*GOAL OF THE EXERCISE*: Exclude the pictures, then repeat the remaining data exactly.
— Start DATASET EXCERPTS —
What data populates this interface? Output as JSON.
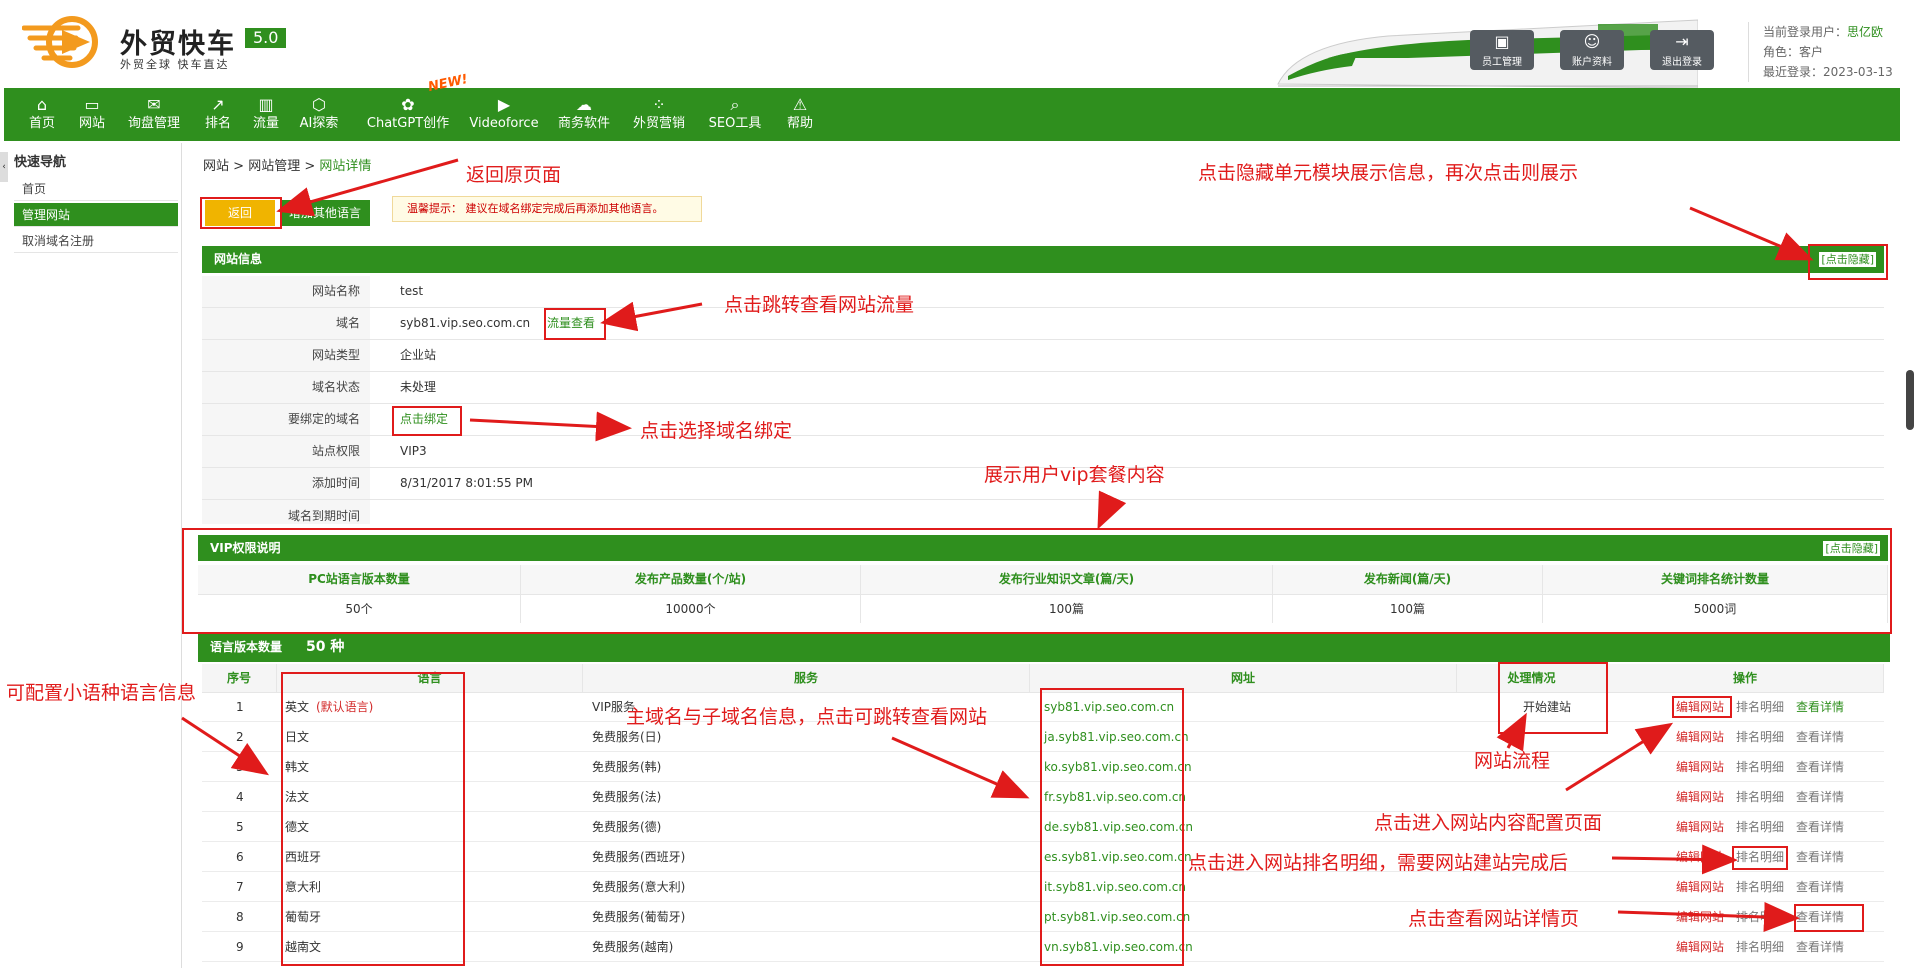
{
  "header": {
    "brand": "外贸快车",
    "version": "5.0",
    "slogan": "外贸全球 快车直达",
    "buttons": [
      {
        "label": "员工管理",
        "icon": "staff-icon"
      },
      {
        "label": "账户资料",
        "icon": "account-icon"
      },
      {
        "label": "退出登录",
        "icon": "logout-icon"
      }
    ],
    "user": {
      "login_label": "当前登录用户：",
      "login_value": "思亿欧",
      "role_label": "角色：",
      "role_value": "客户",
      "last_label": "最近登录：",
      "last_value": "2023-03-13"
    }
  },
  "nav": {
    "items": [
      "首页",
      "网站",
      "询盘管理",
      "排名",
      "流量",
      "AI探索",
      "ChatGPT创作",
      "Videoforce",
      "商务软件",
      "外贸营销",
      "SEO工具",
      "帮助"
    ],
    "new_badge": "NEW!"
  },
  "sidebar": {
    "title": "快速导航",
    "items": [
      "首页",
      "管理网站",
      "取消域名注册"
    ]
  },
  "breadcrumb": {
    "part1": "网站",
    "sep": " > ",
    "part2": "网站管理",
    "part3": "网站详情"
  },
  "toolbar": {
    "back": "返回",
    "add_lang": "增加其他语言",
    "tip": "温馨提示：  建议在域名绑定完成后再添加其他语言。"
  },
  "site_info": {
    "title": "网站信息",
    "hide": "[点击隐藏]",
    "rows": [
      {
        "label": "网站名称",
        "value": "test"
      },
      {
        "label": "域名",
        "value": "syb81.vip.seo.com.cn",
        "link": "流量查看"
      },
      {
        "label": "网站类型",
        "value": "企业站"
      },
      {
        "label": "域名状态",
        "value": "未处理"
      },
      {
        "label": "要绑定的域名",
        "link": "点击绑定"
      },
      {
        "label": "站点权限",
        "value": "VIP3"
      },
      {
        "label": "添加时间",
        "value": "8/31/2017 8:01:55 PM"
      },
      {
        "label": "域名到期时间",
        "value": ""
      }
    ]
  },
  "vip": {
    "title": "VIP权限说明",
    "hide": "[点击隐藏]",
    "headers": [
      "PC站语言版本数量",
      "发布产品数量(个/站)",
      "发布行业知识文章(篇/天)",
      "发布新闻(篇/天)",
      "关键词排名统计数量"
    ],
    "values": [
      "50个",
      "10000个",
      "100篇",
      "100篇",
      "5000词"
    ]
  },
  "languages": {
    "title": "语言版本数量",
    "count": "50 种",
    "headers": [
      "序号",
      "语言",
      "服务",
      "网址",
      "处理情况",
      "操作"
    ],
    "default_tag": "(默认语言)",
    "ops": [
      "编辑网站",
      "排名明细",
      "查看详情"
    ],
    "rows": [
      {
        "no": "1",
        "lang": "英文",
        "service": "VIP服务",
        "url": "syb81.vip.seo.com.cn",
        "status": "开始建站"
      },
      {
        "no": "2",
        "lang": "日文",
        "service": "免费服务(日)",
        "url": "ja.syb81.vip.seo.com.cn",
        "status": ""
      },
      {
        "no": "3",
        "lang": "韩文",
        "service": "免费服务(韩)",
        "url": "ko.syb81.vip.seo.com.cn",
        "status": ""
      },
      {
        "no": "4",
        "lang": "法文",
        "service": "免费服务(法)",
        "url": "fr.syb81.vip.seo.com.cn",
        "status": ""
      },
      {
        "no": "5",
        "lang": "德文",
        "service": "免费服务(德)",
        "url": "de.syb81.vip.seo.com.cn",
        "status": ""
      },
      {
        "no": "6",
        "lang": "西班牙",
        "service": "免费服务(西班牙)",
        "url": "es.syb81.vip.seo.com.cn",
        "status": ""
      },
      {
        "no": "7",
        "lang": "意大利",
        "service": "免费服务(意大利)",
        "url": "it.syb81.vip.seo.com.cn",
        "status": ""
      },
      {
        "no": "8",
        "lang": "葡萄牙",
        "service": "免费服务(葡萄牙)",
        "url": "pt.syb81.vip.seo.com.cn",
        "status": ""
      },
      {
        "no": "9",
        "lang": "越南文",
        "service": "免费服务(越南)",
        "url": "vn.syb81.vip.seo.com.cn",
        "status": ""
      }
    ]
  },
  "annotations": {
    "back": "返回原页面",
    "hide": "点击隐藏单元模块展示信息，再次点击则展示",
    "traffic": "点击跳转查看网站流量",
    "bind": "点击选择域名绑定",
    "vip": "展示用户vip套餐内容",
    "lang": "可配置小语种语言信息",
    "domain": "主域名与子域名信息，点击可跳转查看网站",
    "flow": "网站流程",
    "edit": "点击进入网站内容配置页面",
    "rank": "点击进入网站排名明细，需要网站建站完成后",
    "detail": "点击查看网站详情页"
  }
}
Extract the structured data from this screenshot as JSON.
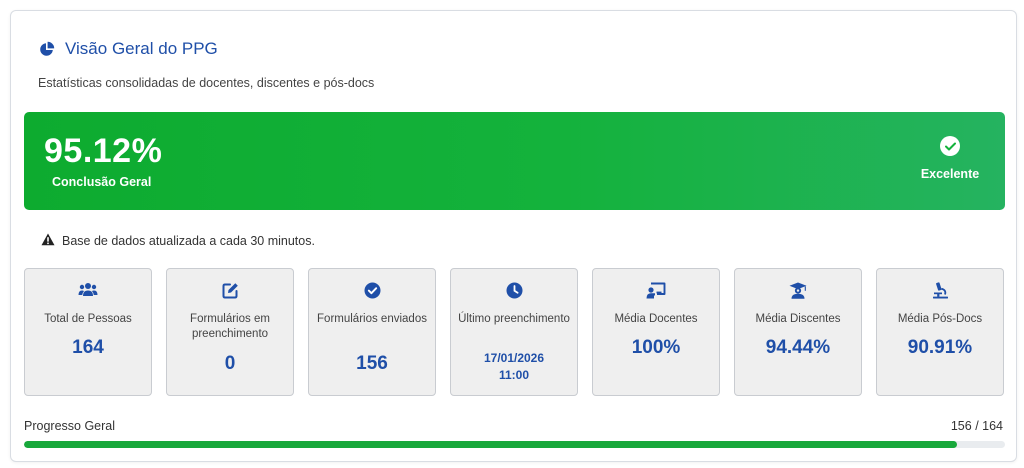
{
  "header": {
    "title": "Visão Geral do PPG",
    "subtitle": "Estatísticas consolidadas de docentes, discentes e pós-docs"
  },
  "hero": {
    "value": "95.12%",
    "label": "Conclusão Geral",
    "status": "Excelente"
  },
  "notice": "Base de dados atualizada a cada 30 minutos.",
  "stats": [
    {
      "icon": "users-icon",
      "label": "Total de Pessoas",
      "value": "164"
    },
    {
      "icon": "edit-icon",
      "label": "Formulários em preenchimento",
      "value": "0"
    },
    {
      "icon": "check-circle-icon",
      "label": "Formulários enviados",
      "value": "156"
    },
    {
      "icon": "clock-icon",
      "label": "Último preenchimento",
      "value_date": "17/01/2026",
      "value_time": "11:00"
    },
    {
      "icon": "chalkboard-teacher-icon",
      "label": "Média Docentes",
      "value": "100%"
    },
    {
      "icon": "graduation-cap-icon",
      "label": "Média Discentes",
      "value": "94.44%"
    },
    {
      "icon": "microscope-icon",
      "label": "Média Pós-Docs",
      "value": "90.91%"
    }
  ],
  "progress": {
    "label": "Progresso Geral",
    "count": "156 / 164",
    "fraction": 0.9512
  },
  "colors": {
    "accent": "#1f4fa8",
    "success": "#14b23c",
    "card_bg": "#efefef"
  }
}
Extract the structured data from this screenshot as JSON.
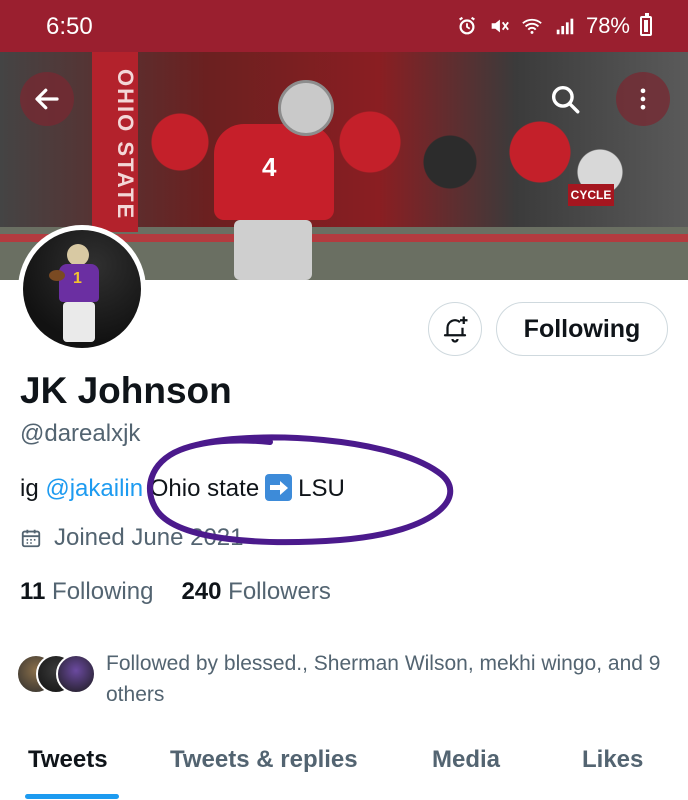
{
  "status_bar": {
    "time": "6:50",
    "battery": "78%"
  },
  "banner": {
    "pillar_text": "OHIO STATE",
    "jersey_number": "4",
    "sign_text": "CYCLE"
  },
  "profile": {
    "name": "JK Johnson",
    "handle": "@darealxjk",
    "bio": {
      "prefix": "ig ",
      "mention": "@jakailin",
      "text_before": "Ohio state",
      "text_after": "LSU"
    },
    "joined": "Joined June 2021",
    "avatar_number": "1"
  },
  "actions": {
    "following_label": "Following"
  },
  "stats": {
    "following_count": "11",
    "following_label": "Following",
    "followers_count": "240",
    "followers_label": "Followers"
  },
  "followed_by": {
    "text": "Followed by blessed., Sherman Wilson, mekhi wingo, and 9 others"
  },
  "tabs": [
    {
      "label": "Tweets",
      "active": true
    },
    {
      "label": "Tweets & replies",
      "active": false
    },
    {
      "label": "Media",
      "active": false
    },
    {
      "label": "Likes",
      "active": false
    }
  ],
  "colors": {
    "status_bar": "#9a1f2f",
    "link": "#1d9bf0",
    "secondary_text": "#536471",
    "annotation": "#4b1a8c"
  },
  "icons": [
    "back-arrow-icon",
    "search-icon",
    "more-vertical-icon",
    "bell-plus-icon",
    "calendar-icon",
    "alarm-icon",
    "mute-icon",
    "wifi-icon",
    "signal-icon",
    "battery-icon"
  ]
}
— End DATASET EXCERPTS —
*REPLY*:
What data populates this interface? Output as JSON.
{
  "header": {
    "brand": "外贸快车",
    "version": "5.0",
    "slogan": "外贸全球 快车直达",
    "buttons": [
      {
        "label": "员工管理",
        "icon": "staff-icon"
      },
      {
        "label": "账户资料",
        "icon": "account-icon"
      },
      {
        "label": "退出登录",
        "icon": "logout-icon"
      }
    ],
    "user": {
      "login_label": "当前登录用户：",
      "login_value": "思亿欧",
      "role_label": "角色：",
      "role_value": "客户",
      "last_label": "最近登录：",
      "last_value": "2023-03-13"
    }
  },
  "nav": {
    "items": [
      "首页",
      "网站",
      "询盘管理",
      "排名",
      "流量",
      "AI探索",
      "ChatGPT创作",
      "Videoforce",
      "商务软件",
      "外贸营销",
      "SEO工具",
      "帮助"
    ],
    "new_badge": "NEW!"
  },
  "sidebar": {
    "title": "快速导航",
    "items": [
      "首页",
      "管理网站",
      "取消域名注册"
    ]
  },
  "breadcrumb": {
    "part1": "网站",
    "sep": " > ",
    "part2": "网站管理",
    "part3": "网站详情"
  },
  "toolbar": {
    "back": "返回",
    "add_lang": "增加其他语言",
    "tip": "温馨提示：  建议在域名绑定完成后再添加其他语言。"
  },
  "site_info": {
    "title": "网站信息",
    "hide": "[点击隐藏]",
    "rows": [
      {
        "label": "网站名称",
        "value": "test"
      },
      {
        "label": "域名",
        "value": "syb81.vip.seo.com.cn",
        "link": "流量查看"
      },
      {
        "label": "网站类型",
        "value": "企业站"
      },
      {
        "label": "域名状态",
        "value": "未处理"
      },
      {
        "label": "要绑定的域名",
        "link": "点击绑定"
      },
      {
        "label": "站点权限",
        "value": "VIP3"
      },
      {
        "label": "添加时间",
        "value": "8/31/2017 8:01:55 PM"
      },
      {
        "label": "域名到期时间",
        "value": ""
      }
    ]
  },
  "vip": {
    "title": "VIP权限说明",
    "hide": "[点击隐藏]",
    "headers": [
      "PC站语言版本数量",
      "发布产品数量(个/站)",
      "发布行业知识文章(篇/天)",
      "发布新闻(篇/天)",
      "关键词排名统计数量"
    ],
    "values": [
      "50个",
      "10000个",
      "100篇",
      "100篇",
      "5000词"
    ]
  },
  "languages": {
    "title": "语言版本数量",
    "count": "50 种",
    "headers": [
      "序号",
      "语言",
      "服务",
      "网址",
      "处理情况",
      "操作"
    ],
    "default_tag": "(默认语言)",
    "ops": [
      "编辑网站",
      "排名明细",
      "查看详情"
    ],
    "rows": [
      {
        "no": "1",
        "lang": "英文",
        "service": "VIP服务",
        "url": "syb81.vip.seo.com.cn",
        "status": "开始建站"
      },
      {
        "no": "2",
        "lang": "日文",
        "service": "免费服务(日)",
        "url": "ja.syb81.vip.seo.com.cn",
        "status": ""
      },
      {
        "no": "3",
        "lang": "韩文",
        "service": "免费服务(韩)",
        "url": "ko.syb81.vip.seo.com.cn",
        "status": ""
      },
      {
        "no": "4",
        "lang": "法文",
        "service": "免费服务(法)",
        "url": "fr.syb81.vip.seo.com.cn",
        "status": ""
      },
      {
        "no": "5",
        "lang": "德文",
        "service": "免费服务(德)",
        "url": "de.syb81.vip.seo.com.cn",
        "status": ""
      },
      {
        "no": "6",
        "lang": "西班牙",
        "service": "免费服务(西班牙)",
        "url": "es.syb81.vip.seo.com.cn",
        "status": ""
      },
      {
        "no": "7",
        "lang": "意大利",
        "service": "免费服务(意大利)",
        "url": "it.syb81.vip.seo.com.cn",
        "status": ""
      },
      {
        "no": "8",
        "lang": "葡萄牙",
        "service": "免费服务(葡萄牙)",
        "url": "pt.syb81.vip.seo.com.cn",
        "status": ""
      },
      {
        "no": "9",
        "lang": "越南文",
        "service": "免费服务(越南)",
        "url": "vn.syb81.vip.seo.com.cn",
        "status": ""
      }
    ]
  },
  "annotations": {
    "back": "返回原页面",
    "hide": "点击隐藏单元模块展示信息，再次点击则展示",
    "traffic": "点击跳转查看网站流量",
    "bind": "点击选择域名绑定",
    "vip": "展示用户vip套餐内容",
    "lang": "可配置小语种语言信息",
    "domain": "主域名与子域名信息，点击可跳转查看网站",
    "flow": "网站流程",
    "edit": "点击进入网站内容配置页面",
    "rank": "点击进入网站排名明细，需要网站建站完成后",
    "detail": "点击查看网站详情页"
  }
}
Extract the structured data from this screenshot as JSON.
{
  "header": {
    "title": "Visão Geral do PPG",
    "subtitle": "Estatísticas consolidadas de docentes, discentes e pós-docs"
  },
  "hero": {
    "value": "95.12%",
    "label": "Conclusão Geral",
    "status": "Excelente"
  },
  "notice": "Base de dados atualizada a cada 30 minutos.",
  "stats": [
    {
      "icon": "users-icon",
      "label": "Total de Pessoas",
      "value": "164"
    },
    {
      "icon": "edit-icon",
      "label": "Formulários em preenchimento",
      "value": "0"
    },
    {
      "icon": "check-circle-icon",
      "label": "Formulários enviados",
      "value": "156"
    },
    {
      "icon": "clock-icon",
      "label": "Último preenchimento",
      "value_date": "17/01/2026",
      "value_time": "11:00"
    },
    {
      "icon": "chalkboard-teacher-icon",
      "label": "Média Docentes",
      "value": "100%"
    },
    {
      "icon": "graduation-cap-icon",
      "label": "Média Discentes",
      "value": "94.44%"
    },
    {
      "icon": "microscope-icon",
      "label": "Média Pós-Docs",
      "value": "90.91%"
    }
  ],
  "progress": {
    "label": "Progresso Geral",
    "count": "156 / 164",
    "fraction": 0.9512
  },
  "colors": {
    "accent": "#1f4fa8",
    "success": "#14b23c",
    "card_bg": "#efefef"
  }
}
Extract the structured data from this screenshot as JSON.
{
  "status_bar": {
    "time": "6:50",
    "battery": "78%"
  },
  "banner": {
    "pillar_text": "OHIO STATE",
    "jersey_number": "4",
    "sign_text": "CYCLE"
  },
  "profile": {
    "name": "JK Johnson",
    "handle": "@darealxjk",
    "bio": {
      "prefix": "ig ",
      "mention": "@jakailin",
      "text_before": "Ohio state",
      "text_after": "LSU"
    },
    "joined": "Joined June 2021",
    "avatar_number": "1"
  },
  "actions": {
    "following_label": "Following"
  },
  "stats": {
    "following_count": "11",
    "following_label": "Following",
    "followers_count": "240",
    "followers_label": "Followers"
  },
  "followed_by": {
    "text": "Followed by blessed., Sherman Wilson, mekhi wingo, and 9 others"
  },
  "tabs": [
    {
      "label": "Tweets",
      "active": true
    },
    {
      "label": "Tweets & replies",
      "active": false
    },
    {
      "label": "Media",
      "active": false
    },
    {
      "label": "Likes",
      "active": false
    }
  ],
  "colors": {
    "status_bar": "#9a1f2f",
    "link": "#1d9bf0",
    "secondary_text": "#536471",
    "annotation": "#4b1a8c"
  },
  "icons": [
    "back-arrow-icon",
    "search-icon",
    "more-vertical-icon",
    "bell-plus-icon",
    "calendar-icon",
    "alarm-icon",
    "mute-icon",
    "wifi-icon",
    "signal-icon",
    "battery-icon"
  ]
}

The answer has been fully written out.